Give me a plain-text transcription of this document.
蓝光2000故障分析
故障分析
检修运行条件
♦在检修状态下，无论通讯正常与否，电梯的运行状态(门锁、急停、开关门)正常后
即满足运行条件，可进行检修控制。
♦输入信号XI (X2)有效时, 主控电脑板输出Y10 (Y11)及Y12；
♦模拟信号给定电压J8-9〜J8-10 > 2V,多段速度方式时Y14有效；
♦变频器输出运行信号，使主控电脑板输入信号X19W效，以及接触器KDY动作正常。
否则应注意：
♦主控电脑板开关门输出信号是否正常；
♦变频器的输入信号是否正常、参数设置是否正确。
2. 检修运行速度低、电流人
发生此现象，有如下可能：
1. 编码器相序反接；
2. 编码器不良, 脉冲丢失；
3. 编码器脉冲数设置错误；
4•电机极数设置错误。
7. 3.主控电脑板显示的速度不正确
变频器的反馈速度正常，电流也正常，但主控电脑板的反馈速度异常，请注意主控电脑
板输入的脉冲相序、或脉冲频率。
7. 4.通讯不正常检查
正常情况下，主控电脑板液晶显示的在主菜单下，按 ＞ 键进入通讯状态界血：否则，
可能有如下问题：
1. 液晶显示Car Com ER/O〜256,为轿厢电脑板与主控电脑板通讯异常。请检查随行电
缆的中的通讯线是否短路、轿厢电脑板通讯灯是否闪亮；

### TASK GOAL
Each entry above is to be set down again in exactly the same words.

### OUTPUT BELOW
Give me a plain-text transcription of this document.
蓝光2000故障分析
故障分析
检修运行条件
♦在检修状态下，无论通讯正常与否，电梯的运行状态(门锁、急停、开关门)正常后
即满足运行条件，可进行检修控制。
♦输入信号XI (X2)有效时, 主控电脑板输出Y10 (Y11)及Y12；
♦模拟信号给定电压J8-9〜J8-10 > 2V,多段速度方式时Y14有效；
♦变频器输出运行信号，使主控电脑板输入信号X19W效，以及接触器KDY动作正常。
否则应注意：
♦主控电脑板开关门输出信号是否正常；
♦变频器的输入信号是否正常、参数设置是否正确。
2. 检修运行速度低、电流人
发生此现象，有如下可能：
1. 编码器相序反接；
2. 编码器不良, 脉冲丢失；
3. 编码器脉冲数设置错误；
4•电机极数设置错误。
7. 3.主控电脑板显示的速度不正确
变频器的反馈速度正常，电流也正常，但主控电脑板的反馈速度异常，请注意主控电脑
板输入的脉冲相序、或脉冲频率。
7. 4.通讯不正常检查
正常情况下，主控电脑板液晶显示的在主菜单下，按 ＞ 键进入通讯状态界血：否则，
可能有如下问题：
1. 液晶显示Car Com ER/O〜256,为轿厢电脑板与主控电脑板通讯异常。请检查随行电
缆的中的通讯线是否短路、轿厢电脑板通讯灯是否闪亮；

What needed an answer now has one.